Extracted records
============

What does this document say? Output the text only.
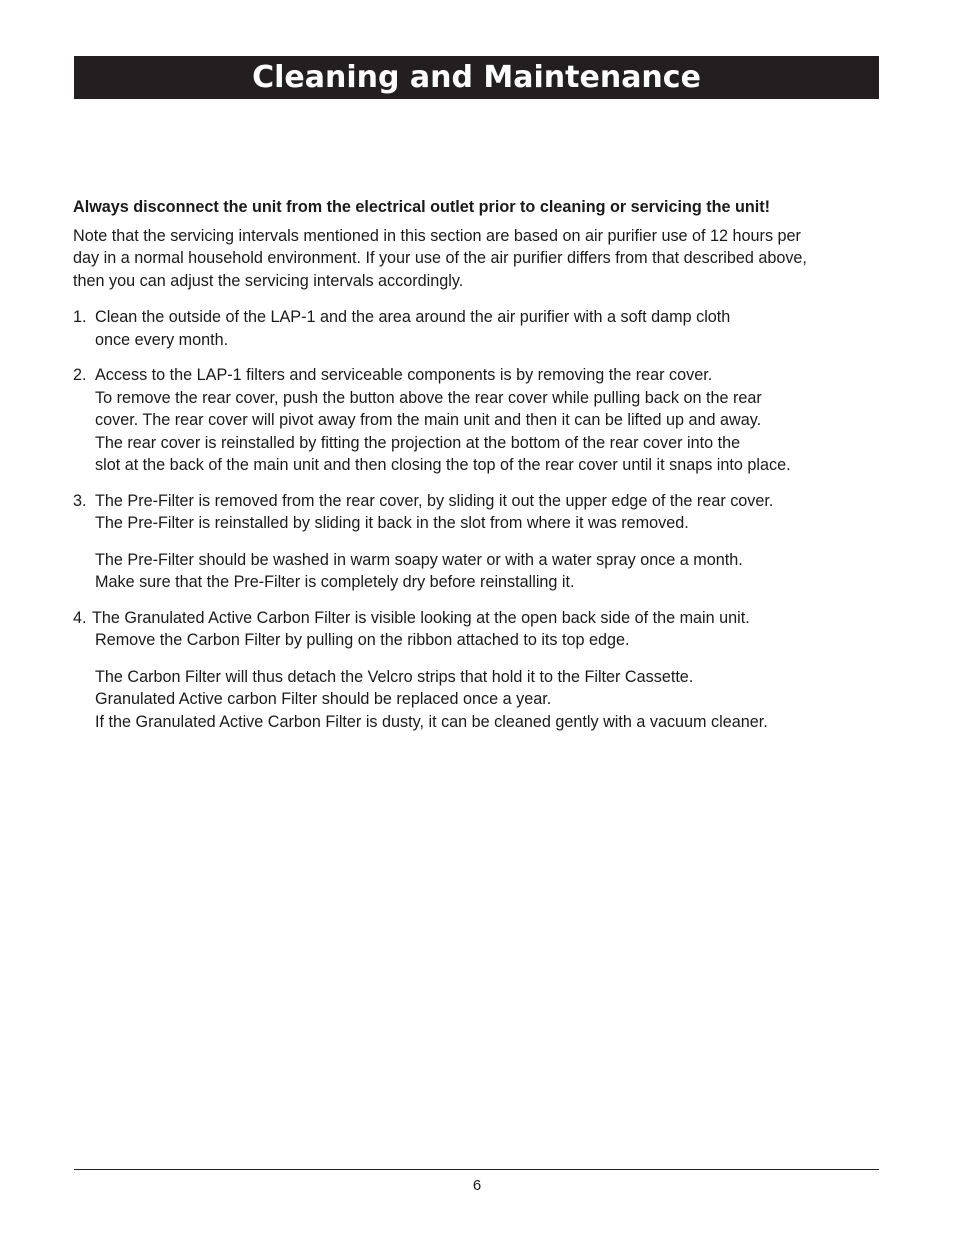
Cleaning and Maintenance

Always disconnect the unit from the electrical outlet prior to cleaning or servicing the unit!

Note that the servicing intervals mentioned in this section are based on air purifier use of 12 hours per
day in a normal household environment. If your use of the air purifier differs from that described above,
then you can adjust the servicing intervals accordingly.

1. Clean the outside of the LAP-1 and the area around the air purifier with a soft damp cloth
once every month.
2. Access to the LAP-1 filters and serviceable components is by removing the rear cover.
To remove the rear cover, push the button above the rear cover while pulling back on the rear
cover. The rear cover will pivot away from the main unit and then it can be lifted up and away.
The rear cover is reinstalled by fitting the projection at the bottom of the rear cover into the
slot at the back of the main unit and then closing the top of the rear cover until it snaps into place.
3. The Pre-Filter is removed from the rear cover, by sliding it out the upper edge of the rear cover.
The Pre-Filter is reinstalled by sliding it back in the slot from where it was removed.
The Pre-Filter should be washed in warm soapy water or with a water spray once a month.
Make sure that the Pre-Filter is completely dry before reinstalling it.
4. The Granulated Active Carbon Filter is visible looking at the open back side of the main unit.
Remove the Carbon Filter by pulling on the ribbon attached to its top edge.
The Carbon Filter will thus detach the Velcro strips that hold it to the Filter Cassette.
Granulated Active carbon Filter should be replaced once a year.
If the Granulated Active Carbon Filter is dusty, it can be cleaned gently with a vacuum cleaner.
6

============

DIRECTIVE:
Look through the entries above for the word "this". Copy every line where it shows up.

FINISHED ANSWER:
What does this document say? Output the text only.
Note that the servicing intervals mentioned in this section are based on air purifier use of 12 hours per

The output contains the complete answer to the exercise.